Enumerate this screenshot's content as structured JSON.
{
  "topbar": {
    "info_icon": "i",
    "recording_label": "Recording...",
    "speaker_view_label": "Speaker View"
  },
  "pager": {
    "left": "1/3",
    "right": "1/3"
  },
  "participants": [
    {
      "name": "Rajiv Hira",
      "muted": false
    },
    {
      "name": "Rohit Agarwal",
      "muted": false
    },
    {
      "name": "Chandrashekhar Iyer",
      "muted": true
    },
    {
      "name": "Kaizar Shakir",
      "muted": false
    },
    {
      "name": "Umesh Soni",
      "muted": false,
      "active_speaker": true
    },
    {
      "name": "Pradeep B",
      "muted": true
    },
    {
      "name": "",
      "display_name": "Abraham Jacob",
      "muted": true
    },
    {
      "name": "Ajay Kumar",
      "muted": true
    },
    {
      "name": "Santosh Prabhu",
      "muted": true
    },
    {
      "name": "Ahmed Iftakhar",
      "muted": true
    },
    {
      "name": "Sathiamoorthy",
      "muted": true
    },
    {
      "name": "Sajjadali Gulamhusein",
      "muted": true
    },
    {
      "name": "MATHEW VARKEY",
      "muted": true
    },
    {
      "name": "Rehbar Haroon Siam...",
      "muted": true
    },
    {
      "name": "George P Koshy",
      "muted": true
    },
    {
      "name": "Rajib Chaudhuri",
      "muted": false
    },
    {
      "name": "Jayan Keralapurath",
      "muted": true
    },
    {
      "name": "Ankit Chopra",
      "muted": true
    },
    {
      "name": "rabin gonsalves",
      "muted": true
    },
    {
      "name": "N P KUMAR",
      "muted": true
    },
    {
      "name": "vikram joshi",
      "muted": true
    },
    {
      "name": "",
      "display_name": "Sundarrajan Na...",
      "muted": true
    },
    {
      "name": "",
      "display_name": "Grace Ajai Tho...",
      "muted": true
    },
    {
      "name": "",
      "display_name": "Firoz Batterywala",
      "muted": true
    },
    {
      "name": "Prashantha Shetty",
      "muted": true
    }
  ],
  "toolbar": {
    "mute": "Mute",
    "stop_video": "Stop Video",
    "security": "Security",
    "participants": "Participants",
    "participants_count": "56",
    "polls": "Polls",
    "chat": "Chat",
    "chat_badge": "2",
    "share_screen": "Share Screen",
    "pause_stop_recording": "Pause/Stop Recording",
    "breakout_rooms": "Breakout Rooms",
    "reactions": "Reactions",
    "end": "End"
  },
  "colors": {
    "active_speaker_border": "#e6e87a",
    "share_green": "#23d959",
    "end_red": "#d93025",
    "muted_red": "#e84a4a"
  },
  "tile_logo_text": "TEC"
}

**WRITTEN INSTRUCTION:** Print the records above in full, exactly.

**RESPONSE TO THIS EXERCISE:**
Enumerate this screenshot's content as structured JSON.
{
  "topbar": {
    "info_icon": "i",
    "recording_label": "Recording...",
    "speaker_view_label": "Speaker View"
  },
  "pager": {
    "left": "1/3",
    "right": "1/3"
  },
  "participants": [
    {
      "name": "Rajiv Hira",
      "muted": false
    },
    {
      "name": "Rohit Agarwal",
      "muted": false
    },
    {
      "name": "Chandrashekhar Iyer",
      "muted": true
    },
    {
      "name": "Kaizar Shakir",
      "muted": false
    },
    {
      "name": "Umesh Soni",
      "muted": false,
      "active_speaker": true
    },
    {
      "name": "Pradeep B",
      "muted": true
    },
    {
      "name": "",
      "display_name": "Abraham Jacob",
      "muted": true
    },
    {
      "name": "Ajay Kumar",
      "muted": true
    },
    {
      "name": "Santosh Prabhu",
      "muted": true
    },
    {
      "name": "Ahmed Iftakhar",
      "muted": true
    },
    {
      "name": "Sathiamoorthy",
      "muted": true
    },
    {
      "name": "Sajjadali Gulamhusein",
      "muted": true
    },
    {
      "name": "MATHEW VARKEY",
      "muted": true
    },
    {
      "name": "Rehbar Haroon Siam...",
      "muted": true
    },
    {
      "name": "George P Koshy",
      "muted": true
    },
    {
      "name": "Rajib Chaudhuri",
      "muted": false
    },
    {
      "name": "Jayan Keralapurath",
      "muted": true
    },
    {
      "name": "Ankit Chopra",
      "muted": true
    },
    {
      "name": "rabin gonsalves",
      "muted": true
    },
    {
      "name": "N P KUMAR",
      "muted": true
    },
    {
      "name": "vikram joshi",
      "muted": true
    },
    {
      "name": "",
      "display_name": "Sundarrajan Na...",
      "muted": true
    },
    {
      "name": "",
      "display_name": "Grace Ajai Tho...",
      "muted": true
    },
    {
      "name": "",
      "display_name": "Firoz Batterywala",
      "muted": true
    },
    {
      "name": "Prashantha Shetty",
      "muted": true
    }
  ],
  "toolbar": {
    "mute": "Mute",
    "stop_video": "Stop Video",
    "security": "Security",
    "participants": "Participants",
    "participants_count": "56",
    "polls": "Polls",
    "chat": "Chat",
    "chat_badge": "2",
    "share_screen": "Share Screen",
    "pause_stop_recording": "Pause/Stop Recording",
    "breakout_rooms": "Breakout Rooms",
    "reactions": "Reactions",
    "end": "End"
  },
  "colors": {
    "active_speaker_border": "#e6e87a",
    "share_green": "#23d959",
    "end_red": "#d93025",
    "muted_red": "#e84a4a"
  },
  "tile_logo_text": "TEC"
}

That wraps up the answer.